Exercise goal
From the data that follows, report the number of lines including "more", and only that number.

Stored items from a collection
+ + + + + + +
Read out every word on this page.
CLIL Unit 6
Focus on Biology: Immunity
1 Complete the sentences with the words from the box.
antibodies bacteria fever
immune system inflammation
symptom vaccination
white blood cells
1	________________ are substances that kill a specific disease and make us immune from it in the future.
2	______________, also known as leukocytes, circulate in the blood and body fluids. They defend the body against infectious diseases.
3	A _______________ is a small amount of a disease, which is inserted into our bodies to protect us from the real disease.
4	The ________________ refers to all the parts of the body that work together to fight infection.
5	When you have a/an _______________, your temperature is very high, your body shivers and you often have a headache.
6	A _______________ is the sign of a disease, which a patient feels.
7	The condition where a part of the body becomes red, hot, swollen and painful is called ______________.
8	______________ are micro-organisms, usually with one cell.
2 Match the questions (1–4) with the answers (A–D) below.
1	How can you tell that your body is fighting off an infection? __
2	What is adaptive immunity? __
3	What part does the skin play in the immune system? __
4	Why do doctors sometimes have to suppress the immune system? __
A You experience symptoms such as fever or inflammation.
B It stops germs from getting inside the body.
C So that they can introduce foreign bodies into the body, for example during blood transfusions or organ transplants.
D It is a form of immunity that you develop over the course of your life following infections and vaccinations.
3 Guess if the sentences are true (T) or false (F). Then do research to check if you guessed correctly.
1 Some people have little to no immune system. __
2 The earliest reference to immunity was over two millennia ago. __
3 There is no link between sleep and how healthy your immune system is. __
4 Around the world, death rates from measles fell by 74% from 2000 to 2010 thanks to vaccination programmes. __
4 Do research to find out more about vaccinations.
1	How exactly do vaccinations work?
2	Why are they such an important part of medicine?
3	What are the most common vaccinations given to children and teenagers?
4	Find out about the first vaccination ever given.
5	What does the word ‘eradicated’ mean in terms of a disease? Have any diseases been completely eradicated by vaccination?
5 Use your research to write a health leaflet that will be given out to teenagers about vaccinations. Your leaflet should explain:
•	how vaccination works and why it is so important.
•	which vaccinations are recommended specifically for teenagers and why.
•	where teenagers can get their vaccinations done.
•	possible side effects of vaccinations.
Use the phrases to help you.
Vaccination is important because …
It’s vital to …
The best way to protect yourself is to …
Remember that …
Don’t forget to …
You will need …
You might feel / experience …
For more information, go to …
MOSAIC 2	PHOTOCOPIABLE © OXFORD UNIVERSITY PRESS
+ + + + + + +
Exercise answer
2